WORK TO BE COMPLETED: Skip the pictures. Transcribe the rest of the data below without changing a word.

**********

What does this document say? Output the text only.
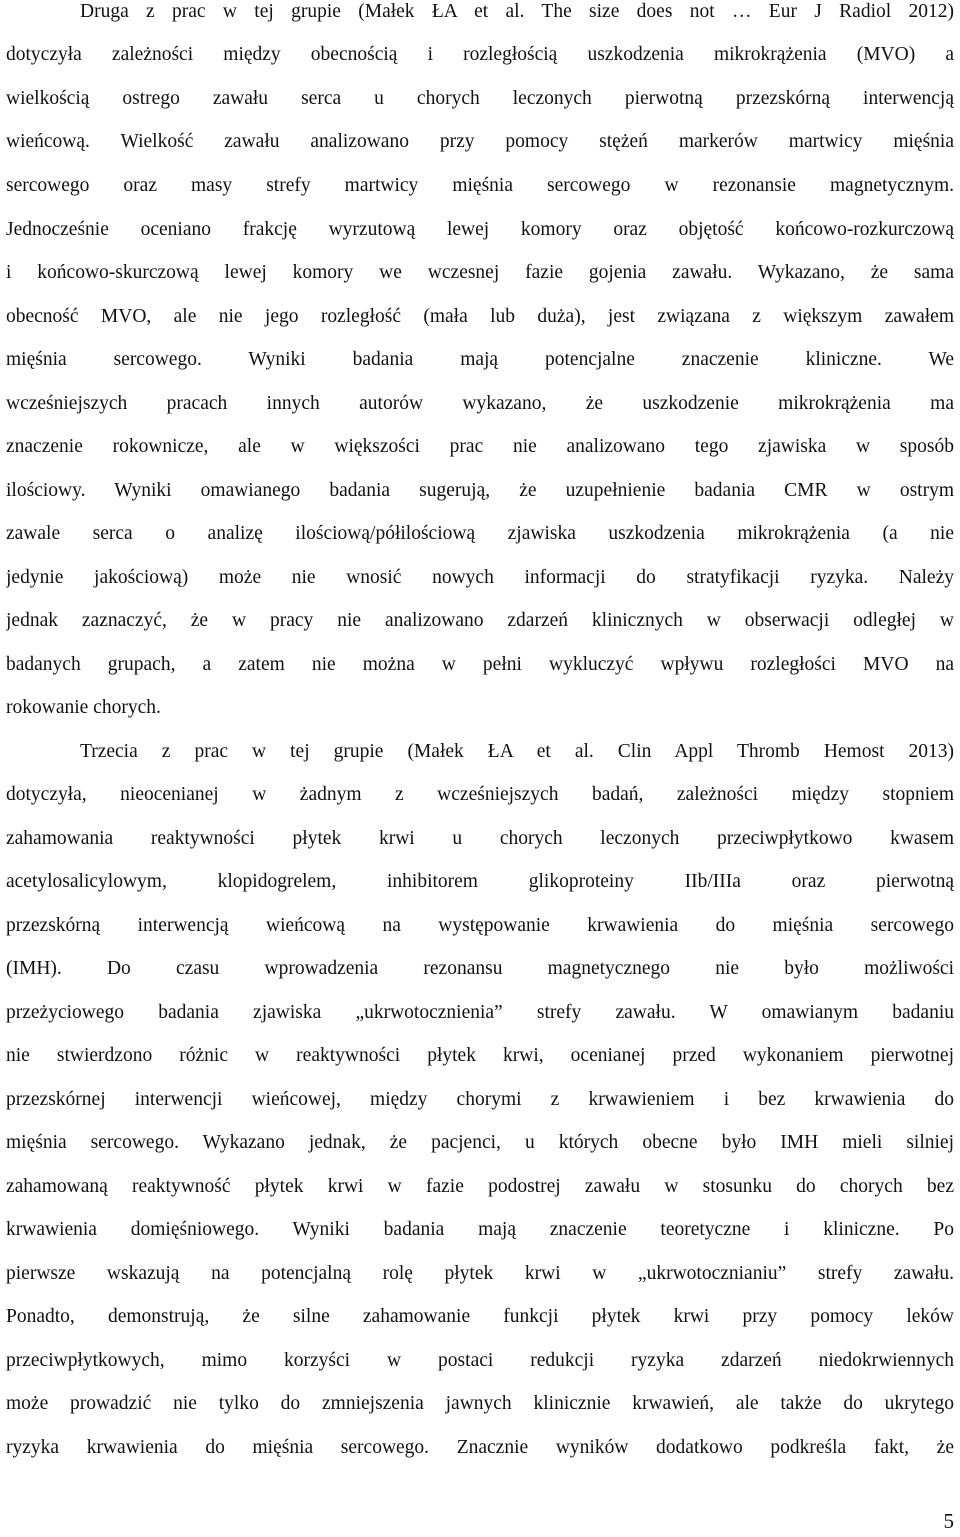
Druga z prac w tej grupie (Małek ŁA et al. The size does not … Eur J Radiol 2012)
dotyczyła zależności między obecnością i rozległością uszkodzenia mikrokrążenia (MVO) a
wielkością ostrego zawału serca u chorych leczonych pierwotną przezskórną interwencją
wieńcową. Wielkość zawału analizowano przy pomocy stężeń markerów martwicy mięśnia
sercowego oraz masy strefy martwicy mięśnia sercowego w rezonansie magnetycznym.
Jednocześnie oceniano frakcję wyrzutową lewej komory oraz objętość końcowo-rozkurczową
i końcowo-skurczową lewej komory we wczesnej fazie gojenia zawału. Wykazano, że sama
obecność MVO, ale nie jego rozległość (mała lub duża), jest związana z większym zawałem
mięśnia sercowego. Wyniki badania mają potencjalne znaczenie kliniczne. We
wcześniejszych pracach innych autorów wykazano, że uszkodzenie mikrokrążenia ma
znaczenie rokownicze, ale w większości prac nie analizowano tego zjawiska w sposób
ilościowy. Wyniki omawianego badania sugerują, że uzupełnienie badania CMR w ostrym
zawale serca o analizę ilościową/półilościową zjawiska uszkodzenia mikrokrążenia (a nie
jedynie jakościową) może nie wnosić nowych informacji do stratyfikacji ryzyka. Należy
jednak zaznaczyć, że w pracy nie analizowano zdarzeń klinicznych w obserwacji odległej w
badanych grupach, a zatem nie można w pełni wykluczyć wpływu rozległości MVO na
rokowanie chorych.
Trzecia z prac w tej grupie (Małek ŁA et al. Clin Appl Thromb Hemost 2013)
dotyczyła, nieocenianej w żadnym z wcześniejszych badań, zależności między stopniem
zahamowania reaktywności płytek krwi u chorych leczonych przeciwpłytkowo kwasem
acetylosalicylowym, klopidogrelem, inhibitorem glikoproteiny IIb/IIIa oraz pierwotną
przezskórną interwencją wieńcową na występowanie krwawienia do mięśnia sercowego
(IMH). Do czasu wprowadzenia rezonansu magnetycznego nie było możliwości
przeżyciowego badania zjawiska „ukrwotocznienia” strefy zawału. W omawianym badaniu
nie stwierdzono różnic w reaktywności płytek krwi, ocenianej przed wykonaniem pierwotnej
przezskórnej interwencji wieńcowej, między chorymi z krwawieniem i bez krwawienia do
mięśnia sercowego. Wykazano jednak, że pacjenci, u których obecne było IMH mieli silniej
zahamowaną reaktywność płytek krwi w fazie podostrej zawału w stosunku do chorych bez
krwawienia domięśniowego. Wyniki badania mają znaczenie teoretyczne i kliniczne. Po
pierwsze wskazują na potencjalną rolę płytek krwi w „ukrwotocznianiu” strefy zawału.
Ponadto, demonstrują, że silne zahamowanie funkcji płytek krwi przy pomocy leków
przeciwpłytkowych, mimo korzyści w postaci redukcji ryzyka zdarzeń niedokrwiennych
może prowadzić nie tylko do zmniejszenia jawnych klinicznie krwawień, ale także do ukrytego
ryzyka krwawienia do mięśnia sercowego. Znacznie wyników dodatkowo podkreśla fakt, że
5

**********

TASK RESPONSE:
What does this document say? Output the text only.
Druga z prac w tej grupie (Małek ŁA et al. The size does not … Eur J Radiol 2012)
dotyczyła zależności między obecnością i rozległością uszkodzenia mikrokrążenia (MVO) a
wielkością ostrego zawału serca u chorych leczonych pierwotną przezskórną interwencją
wieńcową. Wielkość zawału analizowano przy pomocy stężeń markerów martwicy mięśnia
sercowego oraz masy strefy martwicy mięśnia sercowego w rezonansie magnetycznym.
Jednocześnie oceniano frakcję wyrzutową lewej komory oraz objętość końcowo-rozkurczową
i końcowo-skurczową lewej komory we wczesnej fazie gojenia zawału. Wykazano, że sama
obecność MVO, ale nie jego rozległość (mała lub duża), jest związana z większym zawałem
mięśnia sercowego. Wyniki badania mają potencjalne znaczenie kliniczne. We
wcześniejszych pracach innych autorów wykazano, że uszkodzenie mikrokrążenia ma
znaczenie rokownicze, ale w większości prac nie analizowano tego zjawiska w sposób
ilościowy. Wyniki omawianego badania sugerują, że uzupełnienie badania CMR w ostrym
zawale serca o analizę ilościową/półilościową zjawiska uszkodzenia mikrokrążenia (a nie
jedynie jakościową) może nie wnosić nowych informacji do stratyfikacji ryzyka. Należy
jednak zaznaczyć, że w pracy nie analizowano zdarzeń klinicznych w obserwacji odległej w
badanych grupach, a zatem nie można w pełni wykluczyć wpływu rozległości MVO na
rokowanie chorych.
Trzecia z prac w tej grupie (Małek ŁA et al. Clin Appl Thromb Hemost 2013)
dotyczyła, nieocenianej w żadnym z wcześniejszych badań, zależności między stopniem
zahamowania reaktywności płytek krwi u chorych leczonych przeciwpłytkowo kwasem
acetylosalicylowym, klopidogrelem, inhibitorem glikoproteiny IIb/IIIa oraz pierwotną
przezskórną interwencją wieńcową na występowanie krwawienia do mięśnia sercowego
(IMH). Do czasu wprowadzenia rezonansu magnetycznego nie było możliwości
przeżyciowego badania zjawiska „ukrwotocznienia” strefy zawału. W omawianym badaniu
nie stwierdzono różnic w reaktywności płytek krwi, ocenianej przed wykonaniem pierwotnej
przezskórnej interwencji wieńcowej, między chorymi z krwawieniem i bez krwawienia do
mięśnia sercowego. Wykazano jednak, że pacjenci, u których obecne było IMH mieli silniej
zahamowaną reaktywność płytek krwi w fazie podostrej zawału w stosunku do chorych bez
krwawienia domięśniowego. Wyniki badania mają znaczenie teoretyczne i kliniczne. Po
pierwsze wskazują na potencjalną rolę płytek krwi w „ukrwotocznianiu” strefy zawału.
Ponadto, demonstrują, że silne zahamowanie funkcji płytek krwi przy pomocy leków
przeciwpłytkowych, mimo korzyści w postaci redukcji ryzyka zdarzeń niedokrwiennych
może prowadzić nie tylko do zmniejszenia jawnych klinicznie krwawień, ale także do ukrytego
ryzyka krwawienia do mięśnia sercowego. Znacznie wyników dodatkowo podkreśla fakt, że
5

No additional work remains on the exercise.